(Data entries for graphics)
# # #

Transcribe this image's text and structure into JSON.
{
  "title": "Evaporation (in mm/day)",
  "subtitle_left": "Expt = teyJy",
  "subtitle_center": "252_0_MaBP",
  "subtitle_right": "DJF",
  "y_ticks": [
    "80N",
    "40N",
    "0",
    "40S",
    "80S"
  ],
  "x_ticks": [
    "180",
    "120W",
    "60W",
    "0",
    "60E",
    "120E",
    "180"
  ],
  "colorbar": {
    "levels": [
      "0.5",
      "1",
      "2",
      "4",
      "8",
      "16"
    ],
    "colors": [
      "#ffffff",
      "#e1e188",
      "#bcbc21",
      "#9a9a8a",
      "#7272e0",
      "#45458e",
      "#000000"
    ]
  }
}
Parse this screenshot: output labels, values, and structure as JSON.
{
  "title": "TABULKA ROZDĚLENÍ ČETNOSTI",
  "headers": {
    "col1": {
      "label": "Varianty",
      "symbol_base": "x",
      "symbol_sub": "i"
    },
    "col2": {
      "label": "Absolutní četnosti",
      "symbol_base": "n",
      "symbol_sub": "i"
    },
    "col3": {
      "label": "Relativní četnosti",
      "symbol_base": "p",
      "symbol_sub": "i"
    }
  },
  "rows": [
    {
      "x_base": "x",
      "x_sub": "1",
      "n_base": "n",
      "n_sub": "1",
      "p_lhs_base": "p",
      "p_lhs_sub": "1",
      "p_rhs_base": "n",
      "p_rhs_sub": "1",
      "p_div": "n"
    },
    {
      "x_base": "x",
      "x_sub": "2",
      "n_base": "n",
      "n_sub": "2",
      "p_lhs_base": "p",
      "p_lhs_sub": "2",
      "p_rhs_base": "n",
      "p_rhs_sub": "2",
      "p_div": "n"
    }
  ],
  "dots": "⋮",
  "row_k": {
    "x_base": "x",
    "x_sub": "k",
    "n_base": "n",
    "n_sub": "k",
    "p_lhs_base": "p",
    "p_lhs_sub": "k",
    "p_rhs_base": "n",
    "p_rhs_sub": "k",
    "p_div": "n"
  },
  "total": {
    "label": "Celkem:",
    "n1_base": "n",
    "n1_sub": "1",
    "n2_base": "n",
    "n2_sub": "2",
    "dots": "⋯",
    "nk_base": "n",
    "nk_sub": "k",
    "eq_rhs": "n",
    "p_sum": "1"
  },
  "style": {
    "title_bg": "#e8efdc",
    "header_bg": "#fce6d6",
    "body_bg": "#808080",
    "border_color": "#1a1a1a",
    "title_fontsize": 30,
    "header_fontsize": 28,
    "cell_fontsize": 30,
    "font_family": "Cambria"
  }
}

# # #

- _SET PROBLEM_
Print the line containing "Parse this screenshot: output" and every line after it to the end of the records above, exactly as written, and nothing else.

- _RESPONSE_
Parse this screenshot: output labels, values, and structure as JSON.
{
  "title": "TABULKA ROZDĚLENÍ ČETNOSTI",
  "headers": {
    "col1": {
      "label": "Varianty",
      "symbol_base": "x",
      "symbol_sub": "i"
    },
    "col2": {
      "label": "Absolutní četnosti",
      "symbol_base": "n",
      "symbol_sub": "i"
    },
    "col3": {
      "label": "Relativní četnosti",
      "symbol_base": "p",
      "symbol_sub": "i"
    }
  },
  "rows": [
    {
      "x_base": "x",
      "x_sub": "1",
      "n_base": "n",
      "n_sub": "1",
      "p_lhs_base": "p",
      "p_lhs_sub": "1",
      "p_rhs_base": "n",
      "p_rhs_sub": "1",
      "p_div": "n"
    },
    {
      "x_base": "x",
      "x_sub": "2",
      "n_base": "n",
      "n_sub": "2",
      "p_lhs_base": "p",
      "p_lhs_sub": "2",
      "p_rhs_base": "n",
      "p_rhs_sub": "2",
      "p_div": "n"
    }
  ],
  "dots": "⋮",
  "row_k": {
    "x_base": "x",
    "x_sub": "k",
    "n_base": "n",
    "n_sub": "k",
    "p_lhs_base": "p",
    "p_lhs_sub": "k",
    "p_rhs_base": "n",
    "p_rhs_sub": "k",
    "p_div": "n"
  },
  "total": {
    "label": "Celkem:",
    "n1_base": "n",
    "n1_sub": "1",
    "n2_base": "n",
    "n2_sub": "2",
    "dots": "⋯",
    "nk_base": "n",
    "nk_sub": "k",
    "eq_rhs": "n",
    "p_sum": "1"
  },
  "style": {
    "title_bg": "#e8efdc",
    "header_bg": "#fce6d6",
    "body_bg": "#808080",
    "border_color": "#1a1a1a",
    "title_fontsize": 30,
    "header_fontsize": 28,
    "cell_fontsize": 30,
    "font_family": "Cambria"
  }
}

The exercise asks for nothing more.